> [Explore the material]
A) Answer these questions from the passage on change and continuity below.
(i) Along whose trails do Google and Amazon build their data centers?
(ii) In what month and year did the coronavirus crisis begin?
(iii) What did Salesforce declare?
B) Carry on the passage on change and continuity below from its last sentence.

The forces of change can be incredibly powerful. Change is, after all, the only constant. But the status quo has an inertia of its own. The forces of continuity are sufficient, usually, to prevent change from spreading too quickly. And even when they fail to do that, they’re often able to co-opt change, to mold change into its own image.

The sunk costs of legacy investments drag heavily upon the decision-making of corporations and governments alike.

Think about it. Objects at rest tend to stay that way. The sunk costs of legacy investments drag heavily upon the decision-making of corporations and governments alike. People grow attached to the familiar. They are often skeptical or even fearful of change. As a result, existing systems tend to stay in place regardless of whatever new gadgets we adopt. Even on the rare occasions when those systems are uprooted, the patterns they’ve ingrained over time remain visible for decades if not centuries. There’s a reason, for example, why Google and Amazon build their data centers along the same trails blazed by those who once built the transcontinental railroad.

For an example of how we create the future through the continuous interplay of these forces, consider how 2020 played out. Advances in digital communication technologies have provided the ability to collaborate remotely from almost anywhere on Earth well before the pandemic struck. But this particular force of change was held in check by even more powerful forces of continuity that preferred to keep things the way they were. Before the onset of the coronavirus crisis in March 2020, both the private sector and the public had soured the notion of remote work.

It took an exogenous event like COVID-19 and its various knock-on economic effects to loosen continuity’s grip, forcing government agencies and corporate boards around the world to embrace the change they had only recently shunned. Telepresence and remote collaboration quickly became indispensable. They’ve proven so successful that some go as far as to project we might never return to the office, with major firms like Microsoft and Facebook having already announced their staffs will work remotely permanently. Salesforce went so far as to declare that the “9-to-5 workday is dead.”

But even in crisis, continuity retains a powerful grip. Recall, for instance, how many organizations this past spring tried to simply replicate their normal, in-person work practices remotely, with uniformly frustrating results. It took months for traditional office cultures to adapt to the distributed, asynchronous, and necessarily more informal nature of remote work. Some workplaces never adapted at all and have defaulted to the familiar in a rush to “get back to normal.” Although it is quite likely that we’ll see remote work become far more commonplace, I wouldn’t put money on the wholesale revolution that some have predicted.

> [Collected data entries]
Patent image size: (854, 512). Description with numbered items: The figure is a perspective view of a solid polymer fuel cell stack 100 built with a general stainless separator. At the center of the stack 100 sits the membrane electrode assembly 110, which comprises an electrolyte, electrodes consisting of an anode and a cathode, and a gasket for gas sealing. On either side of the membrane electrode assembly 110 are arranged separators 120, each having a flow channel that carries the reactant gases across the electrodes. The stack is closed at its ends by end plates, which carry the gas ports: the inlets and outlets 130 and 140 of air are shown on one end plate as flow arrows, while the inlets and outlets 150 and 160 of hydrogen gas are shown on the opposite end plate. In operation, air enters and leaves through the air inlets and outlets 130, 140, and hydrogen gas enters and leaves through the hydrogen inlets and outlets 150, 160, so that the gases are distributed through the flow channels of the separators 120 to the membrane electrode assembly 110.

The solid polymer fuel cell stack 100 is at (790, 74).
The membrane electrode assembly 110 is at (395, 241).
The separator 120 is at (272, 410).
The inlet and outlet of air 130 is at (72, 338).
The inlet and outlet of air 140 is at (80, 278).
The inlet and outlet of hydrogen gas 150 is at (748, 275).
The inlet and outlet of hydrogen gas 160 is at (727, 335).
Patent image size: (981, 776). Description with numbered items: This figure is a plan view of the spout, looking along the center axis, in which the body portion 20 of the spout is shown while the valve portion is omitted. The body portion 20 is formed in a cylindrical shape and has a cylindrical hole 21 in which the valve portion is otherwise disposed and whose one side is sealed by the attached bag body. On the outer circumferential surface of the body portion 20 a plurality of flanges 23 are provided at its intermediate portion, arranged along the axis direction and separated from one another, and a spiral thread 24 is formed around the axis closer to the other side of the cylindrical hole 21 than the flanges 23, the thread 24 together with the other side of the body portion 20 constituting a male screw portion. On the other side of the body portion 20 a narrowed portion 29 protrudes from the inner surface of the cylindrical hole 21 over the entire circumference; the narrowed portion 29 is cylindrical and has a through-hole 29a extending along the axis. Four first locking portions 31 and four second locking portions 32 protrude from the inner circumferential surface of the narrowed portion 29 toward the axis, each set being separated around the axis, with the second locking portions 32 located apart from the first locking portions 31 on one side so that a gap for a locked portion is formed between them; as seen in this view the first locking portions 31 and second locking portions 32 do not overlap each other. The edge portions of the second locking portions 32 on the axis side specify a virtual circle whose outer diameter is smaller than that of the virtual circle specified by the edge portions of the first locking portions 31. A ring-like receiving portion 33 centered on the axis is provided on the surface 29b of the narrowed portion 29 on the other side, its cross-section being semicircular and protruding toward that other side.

> [Responses in order]
A)
(i) Along the same trails blazed by those who once built the transcontinental railroad.
(ii) March 2020.
(iii) That the "9-to-5 workday is dead."

B)
The future, it turns out, has a strong status quo bias.

Too many would-be futurists fixate on a particular trend or technology and are frustrated when their maximalist projections turn out to be wrong. Others make the mistake of exaggerating the strength of the status quo, thinking that what exists now is more permanent than what it really is. To make more useful projections about the future, forecasters must account for the forces driving both change and continuity. The single biggest mistake in most predictions, as a raft of recent work has shown, is overconfidence in the extent of change. Even during a crisis, wide-scale change is gradual.

If predictions start by recognizing the power the status quo holds over the future, it forces people to see their world in terms of systems and to see themselves as actors within them. It is at once empowering and intimidating because while it gives them more agency to make deliberate choices, it also holds them more accountable—both to their future selves and to those who will come after them. They’re the ones, after all, who will be forced to live in the future we’re building.

When we recognize that the future is being created—right now—by us, it allows us to eschew the more conventional conception of seeing it as a linear path we’re walking down. Instead, it forces us to realize we’re actually building the path ourselves, step by step.

The question is, where do Americans want to go?